Exercise brief.
Go through the material below and copy each line where the word "title" appears.

────────────────

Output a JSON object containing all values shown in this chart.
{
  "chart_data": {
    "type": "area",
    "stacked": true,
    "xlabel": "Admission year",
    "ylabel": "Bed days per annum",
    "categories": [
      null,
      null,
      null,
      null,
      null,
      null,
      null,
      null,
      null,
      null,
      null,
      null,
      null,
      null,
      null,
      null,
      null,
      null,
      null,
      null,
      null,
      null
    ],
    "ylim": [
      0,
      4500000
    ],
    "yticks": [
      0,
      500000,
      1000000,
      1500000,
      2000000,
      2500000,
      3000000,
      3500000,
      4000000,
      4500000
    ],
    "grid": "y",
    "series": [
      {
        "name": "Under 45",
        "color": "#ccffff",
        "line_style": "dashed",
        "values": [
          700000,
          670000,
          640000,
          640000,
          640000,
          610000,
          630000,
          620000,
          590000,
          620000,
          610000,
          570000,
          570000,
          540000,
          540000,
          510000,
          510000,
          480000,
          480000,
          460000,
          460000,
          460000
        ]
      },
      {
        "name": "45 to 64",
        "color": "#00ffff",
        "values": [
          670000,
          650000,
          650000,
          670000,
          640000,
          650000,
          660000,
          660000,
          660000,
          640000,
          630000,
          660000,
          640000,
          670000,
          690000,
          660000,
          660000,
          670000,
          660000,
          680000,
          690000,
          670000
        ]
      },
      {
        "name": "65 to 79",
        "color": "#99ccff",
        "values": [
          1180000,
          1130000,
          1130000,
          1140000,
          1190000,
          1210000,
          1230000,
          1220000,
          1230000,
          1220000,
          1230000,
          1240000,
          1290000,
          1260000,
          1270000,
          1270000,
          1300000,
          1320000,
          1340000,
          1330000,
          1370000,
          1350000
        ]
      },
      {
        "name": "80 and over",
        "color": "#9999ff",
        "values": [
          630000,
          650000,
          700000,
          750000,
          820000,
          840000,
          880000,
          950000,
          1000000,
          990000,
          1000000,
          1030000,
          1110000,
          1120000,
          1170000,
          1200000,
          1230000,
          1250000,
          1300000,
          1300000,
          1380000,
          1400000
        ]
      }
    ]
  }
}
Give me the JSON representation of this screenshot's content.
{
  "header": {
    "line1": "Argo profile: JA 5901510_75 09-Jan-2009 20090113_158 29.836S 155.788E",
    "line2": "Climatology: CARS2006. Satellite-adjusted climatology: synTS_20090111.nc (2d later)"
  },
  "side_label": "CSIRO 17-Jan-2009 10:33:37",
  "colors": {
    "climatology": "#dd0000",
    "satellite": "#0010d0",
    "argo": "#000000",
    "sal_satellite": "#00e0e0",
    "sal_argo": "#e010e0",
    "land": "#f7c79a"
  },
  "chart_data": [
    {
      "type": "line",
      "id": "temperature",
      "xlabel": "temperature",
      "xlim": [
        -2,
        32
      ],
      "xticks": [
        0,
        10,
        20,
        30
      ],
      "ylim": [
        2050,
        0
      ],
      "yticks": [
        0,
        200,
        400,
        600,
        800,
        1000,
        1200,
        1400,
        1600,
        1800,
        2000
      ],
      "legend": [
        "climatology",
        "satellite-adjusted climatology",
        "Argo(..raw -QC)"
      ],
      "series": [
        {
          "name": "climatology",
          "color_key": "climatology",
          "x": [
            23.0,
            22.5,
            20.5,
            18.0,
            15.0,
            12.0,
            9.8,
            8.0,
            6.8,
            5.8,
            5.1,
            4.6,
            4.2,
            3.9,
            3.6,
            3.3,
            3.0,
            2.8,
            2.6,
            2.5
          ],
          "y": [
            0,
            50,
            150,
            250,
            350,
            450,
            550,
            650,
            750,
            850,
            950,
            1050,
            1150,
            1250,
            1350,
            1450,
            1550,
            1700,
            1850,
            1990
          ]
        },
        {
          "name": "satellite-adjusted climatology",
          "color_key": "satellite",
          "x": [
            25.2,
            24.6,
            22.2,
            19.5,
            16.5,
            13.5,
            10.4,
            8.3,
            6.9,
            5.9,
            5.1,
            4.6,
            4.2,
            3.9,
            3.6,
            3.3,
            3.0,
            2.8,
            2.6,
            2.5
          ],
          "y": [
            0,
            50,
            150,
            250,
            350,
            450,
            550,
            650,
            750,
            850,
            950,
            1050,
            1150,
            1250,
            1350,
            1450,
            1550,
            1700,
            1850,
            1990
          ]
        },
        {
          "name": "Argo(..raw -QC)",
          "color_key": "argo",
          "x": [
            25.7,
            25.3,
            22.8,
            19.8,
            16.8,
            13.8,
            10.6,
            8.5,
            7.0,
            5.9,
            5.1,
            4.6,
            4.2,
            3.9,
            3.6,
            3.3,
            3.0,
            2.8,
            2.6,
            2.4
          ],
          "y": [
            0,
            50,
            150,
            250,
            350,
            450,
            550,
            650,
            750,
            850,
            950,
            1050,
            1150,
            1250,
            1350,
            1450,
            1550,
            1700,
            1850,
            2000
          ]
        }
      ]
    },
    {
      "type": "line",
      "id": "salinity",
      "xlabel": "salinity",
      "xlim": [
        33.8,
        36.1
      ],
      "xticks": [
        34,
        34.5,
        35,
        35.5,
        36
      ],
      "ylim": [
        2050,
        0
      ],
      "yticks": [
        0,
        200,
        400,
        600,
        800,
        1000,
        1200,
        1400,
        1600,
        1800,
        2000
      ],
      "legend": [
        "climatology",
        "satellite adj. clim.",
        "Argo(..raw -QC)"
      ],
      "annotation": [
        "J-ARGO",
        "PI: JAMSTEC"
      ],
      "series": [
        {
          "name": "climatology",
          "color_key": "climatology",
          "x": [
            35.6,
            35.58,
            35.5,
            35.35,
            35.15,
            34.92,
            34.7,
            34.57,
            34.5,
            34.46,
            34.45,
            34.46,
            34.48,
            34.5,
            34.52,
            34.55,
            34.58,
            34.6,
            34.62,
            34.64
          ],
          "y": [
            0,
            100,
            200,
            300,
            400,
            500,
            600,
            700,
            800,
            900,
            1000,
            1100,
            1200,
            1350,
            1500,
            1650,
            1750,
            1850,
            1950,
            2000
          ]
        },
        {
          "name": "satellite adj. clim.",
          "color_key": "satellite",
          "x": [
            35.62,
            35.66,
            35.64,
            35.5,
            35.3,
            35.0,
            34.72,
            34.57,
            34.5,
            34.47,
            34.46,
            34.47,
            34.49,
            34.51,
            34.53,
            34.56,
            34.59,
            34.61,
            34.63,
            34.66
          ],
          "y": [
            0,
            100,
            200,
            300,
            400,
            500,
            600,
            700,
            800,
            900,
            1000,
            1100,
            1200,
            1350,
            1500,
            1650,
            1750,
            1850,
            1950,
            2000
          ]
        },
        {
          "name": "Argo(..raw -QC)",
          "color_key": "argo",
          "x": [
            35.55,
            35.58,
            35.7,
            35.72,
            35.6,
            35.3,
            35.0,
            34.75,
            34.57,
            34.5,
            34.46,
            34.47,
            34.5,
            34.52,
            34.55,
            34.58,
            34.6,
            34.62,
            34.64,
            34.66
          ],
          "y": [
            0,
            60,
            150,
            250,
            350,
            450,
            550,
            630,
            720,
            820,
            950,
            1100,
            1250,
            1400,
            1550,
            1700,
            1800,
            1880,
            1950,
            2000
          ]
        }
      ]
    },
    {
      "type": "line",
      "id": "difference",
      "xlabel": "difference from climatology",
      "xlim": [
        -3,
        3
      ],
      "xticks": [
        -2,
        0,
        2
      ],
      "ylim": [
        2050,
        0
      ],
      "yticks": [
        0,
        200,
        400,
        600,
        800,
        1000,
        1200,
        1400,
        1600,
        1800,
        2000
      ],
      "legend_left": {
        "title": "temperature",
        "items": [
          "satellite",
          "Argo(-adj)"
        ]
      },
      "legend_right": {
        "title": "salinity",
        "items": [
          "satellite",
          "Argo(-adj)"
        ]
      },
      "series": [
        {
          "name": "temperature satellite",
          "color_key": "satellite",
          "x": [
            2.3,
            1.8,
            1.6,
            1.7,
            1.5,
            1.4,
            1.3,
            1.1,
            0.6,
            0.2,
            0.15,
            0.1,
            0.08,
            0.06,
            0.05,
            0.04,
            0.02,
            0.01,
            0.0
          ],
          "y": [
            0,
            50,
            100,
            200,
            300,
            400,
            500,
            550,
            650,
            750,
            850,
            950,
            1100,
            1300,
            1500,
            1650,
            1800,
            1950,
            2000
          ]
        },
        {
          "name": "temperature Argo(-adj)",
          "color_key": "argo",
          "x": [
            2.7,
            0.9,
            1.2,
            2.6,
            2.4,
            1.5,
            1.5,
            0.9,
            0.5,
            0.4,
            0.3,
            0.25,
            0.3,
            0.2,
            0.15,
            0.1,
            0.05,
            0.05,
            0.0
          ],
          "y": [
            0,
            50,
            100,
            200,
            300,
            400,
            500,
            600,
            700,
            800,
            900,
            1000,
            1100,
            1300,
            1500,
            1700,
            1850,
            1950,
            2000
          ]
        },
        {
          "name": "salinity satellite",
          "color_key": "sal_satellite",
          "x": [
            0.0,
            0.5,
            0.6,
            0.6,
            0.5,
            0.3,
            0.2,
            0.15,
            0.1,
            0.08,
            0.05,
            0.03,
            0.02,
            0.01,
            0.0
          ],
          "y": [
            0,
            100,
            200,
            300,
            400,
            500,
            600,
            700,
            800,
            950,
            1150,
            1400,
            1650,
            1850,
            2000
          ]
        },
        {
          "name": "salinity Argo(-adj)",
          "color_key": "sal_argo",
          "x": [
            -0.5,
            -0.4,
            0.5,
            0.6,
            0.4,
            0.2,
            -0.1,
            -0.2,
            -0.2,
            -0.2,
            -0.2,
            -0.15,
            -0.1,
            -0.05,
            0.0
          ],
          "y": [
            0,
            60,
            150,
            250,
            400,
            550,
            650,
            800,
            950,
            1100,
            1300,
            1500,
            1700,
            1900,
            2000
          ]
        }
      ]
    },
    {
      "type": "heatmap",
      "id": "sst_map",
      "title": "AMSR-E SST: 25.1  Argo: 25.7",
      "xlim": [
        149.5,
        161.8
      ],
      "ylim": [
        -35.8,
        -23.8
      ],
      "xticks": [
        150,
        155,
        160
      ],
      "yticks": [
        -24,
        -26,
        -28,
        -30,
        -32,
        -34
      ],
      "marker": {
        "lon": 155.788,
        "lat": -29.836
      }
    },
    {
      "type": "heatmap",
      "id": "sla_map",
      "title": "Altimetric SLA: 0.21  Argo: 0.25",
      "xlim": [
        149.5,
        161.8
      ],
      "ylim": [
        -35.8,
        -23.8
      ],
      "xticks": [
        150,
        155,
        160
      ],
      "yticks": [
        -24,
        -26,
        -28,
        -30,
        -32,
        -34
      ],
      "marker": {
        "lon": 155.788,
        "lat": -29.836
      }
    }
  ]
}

────────────────

Task response.
        "title": "temperature",
        "title": "salinity",
      "title": "AMSR-E SST: 25.1  Argo: 25.7",
      "title": "Altimetric SLA: 0.21  Argo: 0.25",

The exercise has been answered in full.